◆ Exercise
Your task is to print every entry below exactly as given.

◆ Recorded data
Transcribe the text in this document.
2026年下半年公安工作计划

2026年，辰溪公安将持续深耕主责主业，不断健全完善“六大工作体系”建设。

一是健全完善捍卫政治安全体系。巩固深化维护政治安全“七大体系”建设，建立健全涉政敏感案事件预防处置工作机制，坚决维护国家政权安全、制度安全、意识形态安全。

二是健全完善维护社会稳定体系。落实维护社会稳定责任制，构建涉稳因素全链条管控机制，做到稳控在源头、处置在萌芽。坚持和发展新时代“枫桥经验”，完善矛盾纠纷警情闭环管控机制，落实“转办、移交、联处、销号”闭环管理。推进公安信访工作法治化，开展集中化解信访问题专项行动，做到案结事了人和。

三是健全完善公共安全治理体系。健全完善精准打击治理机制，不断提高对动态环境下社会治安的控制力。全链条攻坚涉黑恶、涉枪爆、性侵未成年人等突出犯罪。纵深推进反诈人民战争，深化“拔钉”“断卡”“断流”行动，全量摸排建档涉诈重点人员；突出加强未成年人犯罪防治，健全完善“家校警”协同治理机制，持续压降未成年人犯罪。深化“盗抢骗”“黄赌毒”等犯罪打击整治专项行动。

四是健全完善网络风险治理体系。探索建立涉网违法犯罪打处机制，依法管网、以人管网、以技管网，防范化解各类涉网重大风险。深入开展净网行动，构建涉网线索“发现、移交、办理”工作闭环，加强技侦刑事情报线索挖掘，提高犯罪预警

◆ Output for this exercise
Transcribe the text in this document.
2026年下半年公安工作计划

2026年，辰溪公安将持续深耕主责主业，不断健全完善“六大工作体系”建设。

一是健全完善捍卫政治安全体系。巩固深化维护政治安全“七大体系”建设，建立健全涉政敏感案事件预防处置工作机制，坚决维护国家政权安全、制度安全、意识形态安全。

二是健全完善维护社会稳定体系。落实维护社会稳定责任制，构建涉稳因素全链条管控机制，做到稳控在源头、处置在萌芽。坚持和发展新时代“枫桥经验”，完善矛盾纠纷警情闭环管控机制，落实“转办、移交、联处、销号”闭环管理。推进公安信访工作法治化，开展集中化解信访问题专项行动，做到案结事了人和。

三是健全完善公共安全治理体系。健全完善精准打击治理机制，不断提高对动态环境下社会治安的控制力。全链条攻坚涉黑恶、涉枪爆、性侵未成年人等突出犯罪。纵深推进反诈人民战争，深化“拔钉”“断卡”“断流”行动，全量摸排建档涉诈重点人员；突出加强未成年人犯罪防治，健全完善“家校警”协同治理机制，持续压降未成年人犯罪。深化“盗抢骗”“黄赌毒”等犯罪打击整治专项行动。

四是健全完善网络风险治理体系。探索建立涉网违法犯罪打处机制，依法管网、以人管网、以技管网，防范化解各类涉网重大风险。深入开展净网行动，构建涉网线索“发现、移交、办理”工作闭环，加强技侦刑事情报线索挖掘，提高犯罪预警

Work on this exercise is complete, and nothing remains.